:: Your task ::
Which lines contain the word "prepared"? Return each of them as written.

== Supplied records ==

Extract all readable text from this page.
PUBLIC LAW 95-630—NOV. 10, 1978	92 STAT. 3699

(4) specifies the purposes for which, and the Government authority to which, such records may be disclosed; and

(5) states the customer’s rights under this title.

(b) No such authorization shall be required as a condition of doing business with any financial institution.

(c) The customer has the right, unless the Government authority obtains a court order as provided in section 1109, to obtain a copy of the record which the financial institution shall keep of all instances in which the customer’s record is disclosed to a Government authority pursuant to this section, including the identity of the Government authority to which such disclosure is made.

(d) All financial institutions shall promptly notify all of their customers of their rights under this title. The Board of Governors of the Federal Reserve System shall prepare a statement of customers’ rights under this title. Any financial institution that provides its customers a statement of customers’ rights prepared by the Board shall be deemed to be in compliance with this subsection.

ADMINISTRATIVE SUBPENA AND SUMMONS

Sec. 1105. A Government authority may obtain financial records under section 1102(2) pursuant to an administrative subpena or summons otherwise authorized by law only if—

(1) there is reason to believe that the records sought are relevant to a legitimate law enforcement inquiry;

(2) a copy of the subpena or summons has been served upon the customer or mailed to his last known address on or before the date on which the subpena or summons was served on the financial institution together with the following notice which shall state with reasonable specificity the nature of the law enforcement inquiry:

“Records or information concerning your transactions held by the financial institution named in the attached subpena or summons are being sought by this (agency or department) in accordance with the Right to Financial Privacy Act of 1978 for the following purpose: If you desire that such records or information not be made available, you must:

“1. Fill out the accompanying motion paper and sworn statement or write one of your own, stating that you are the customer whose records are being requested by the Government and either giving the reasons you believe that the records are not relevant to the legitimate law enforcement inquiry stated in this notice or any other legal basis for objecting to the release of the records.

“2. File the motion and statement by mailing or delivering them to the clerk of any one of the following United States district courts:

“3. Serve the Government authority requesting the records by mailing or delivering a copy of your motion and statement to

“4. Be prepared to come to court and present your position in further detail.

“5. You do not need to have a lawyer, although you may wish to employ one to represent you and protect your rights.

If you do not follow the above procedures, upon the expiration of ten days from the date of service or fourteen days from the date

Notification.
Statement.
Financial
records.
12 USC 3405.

===

:: Solution for this exercise ::
(d) All financial institutions shall promptly notify all of their customers of their rights under this title. The Board of Governors of the Federal Reserve System shall prepare a statement of customers’ rights under this title. Any financial institution that provides its customers a statement of customers’ rights prepared by the Board shall be deemed to be in compliance with this subsection.
“4. Be prepared to come to court and present your position in further detail.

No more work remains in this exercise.